- **Stored rows**
++++
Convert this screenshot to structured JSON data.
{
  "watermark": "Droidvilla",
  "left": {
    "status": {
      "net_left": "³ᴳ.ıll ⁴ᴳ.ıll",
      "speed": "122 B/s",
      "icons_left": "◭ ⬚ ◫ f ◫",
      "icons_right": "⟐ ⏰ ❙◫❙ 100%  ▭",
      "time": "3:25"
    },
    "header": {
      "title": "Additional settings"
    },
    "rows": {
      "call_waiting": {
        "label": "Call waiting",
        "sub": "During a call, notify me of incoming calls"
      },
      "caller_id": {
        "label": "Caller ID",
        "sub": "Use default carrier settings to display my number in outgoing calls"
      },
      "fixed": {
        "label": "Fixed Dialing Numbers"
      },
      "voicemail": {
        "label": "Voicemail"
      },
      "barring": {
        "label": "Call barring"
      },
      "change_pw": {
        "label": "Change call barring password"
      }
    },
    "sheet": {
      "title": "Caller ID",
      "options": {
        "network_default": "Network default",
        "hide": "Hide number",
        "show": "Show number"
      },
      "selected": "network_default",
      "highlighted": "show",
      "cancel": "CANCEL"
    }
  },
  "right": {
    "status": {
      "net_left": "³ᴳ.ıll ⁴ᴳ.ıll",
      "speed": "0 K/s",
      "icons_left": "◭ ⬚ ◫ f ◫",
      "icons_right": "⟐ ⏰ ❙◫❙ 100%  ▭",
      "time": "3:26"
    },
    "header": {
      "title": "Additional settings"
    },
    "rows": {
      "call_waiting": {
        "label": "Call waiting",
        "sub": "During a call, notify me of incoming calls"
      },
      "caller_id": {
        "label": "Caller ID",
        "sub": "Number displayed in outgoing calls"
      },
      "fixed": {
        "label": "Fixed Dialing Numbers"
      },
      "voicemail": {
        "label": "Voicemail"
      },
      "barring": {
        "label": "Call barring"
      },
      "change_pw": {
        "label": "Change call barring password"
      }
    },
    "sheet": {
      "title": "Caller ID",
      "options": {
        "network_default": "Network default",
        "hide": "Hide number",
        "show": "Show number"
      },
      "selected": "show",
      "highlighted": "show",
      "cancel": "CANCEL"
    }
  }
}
++++
- **Prompt**
Extract the complete listing above, reproducing each line exactly.

- **Response to this exercise**
Convert this screenshot to structured JSON data.
{
  "watermark": "Droidvilla",
  "left": {
    "status": {
      "net_left": "³ᴳ.ıll ⁴ᴳ.ıll",
      "speed": "122 B/s",
      "icons_left": "◭ ⬚ ◫ f ◫",
      "icons_right": "⟐ ⏰ ❙◫❙ 100%  ▭",
      "time": "3:25"
    },
    "header": {
      "title": "Additional settings"
    },
    "rows": {
      "call_waiting": {
        "label": "Call waiting",
        "sub": "During a call, notify me of incoming calls"
      },
      "caller_id": {
        "label": "Caller ID",
        "sub": "Use default carrier settings to display my number in outgoing calls"
      },
      "fixed": {
        "label": "Fixed Dialing Numbers"
      },
      "voicemail": {
        "label": "Voicemail"
      },
      "barring": {
        "label": "Call barring"
      },
      "change_pw": {
        "label": "Change call barring password"
      }
    },
    "sheet": {
      "title": "Caller ID",
      "options": {
        "network_default": "Network default",
        "hide": "Hide number",
        "show": "Show number"
      },
      "selected": "network_default",
      "highlighted": "show",
      "cancel": "CANCEL"
    }
  },
  "right": {
    "status": {
      "net_left": "³ᴳ.ıll ⁴ᴳ.ıll",
      "speed": "0 K/s",
      "icons_left": "◭ ⬚ ◫ f ◫",
      "icons_right": "⟐ ⏰ ❙◫❙ 100%  ▭",
      "time": "3:26"
    },
    "header": {
      "title": "Additional settings"
    },
    "rows": {
      "call_waiting": {
        "label": "Call waiting",
        "sub": "During a call, notify me of incoming calls"
      },
      "caller_id": {
        "label": "Caller ID",
        "sub": "Number displayed in outgoing calls"
      },
      "fixed": {
        "label": "Fixed Dialing Numbers"
      },
      "voicemail": {
        "label": "Voicemail"
      },
      "barring": {
        "label": "Call barring"
      },
      "change_pw": {
        "label": "Change call barring password"
      }
    },
    "sheet": {
      "title": "Caller ID",
      "options": {
        "network_default": "Network default",
        "hide": "Hide number",
        "show": "Show number"
      },
      "selected": "show",
      "highlighted": "show",
      "cancel": "CANCEL"
    }
  }
}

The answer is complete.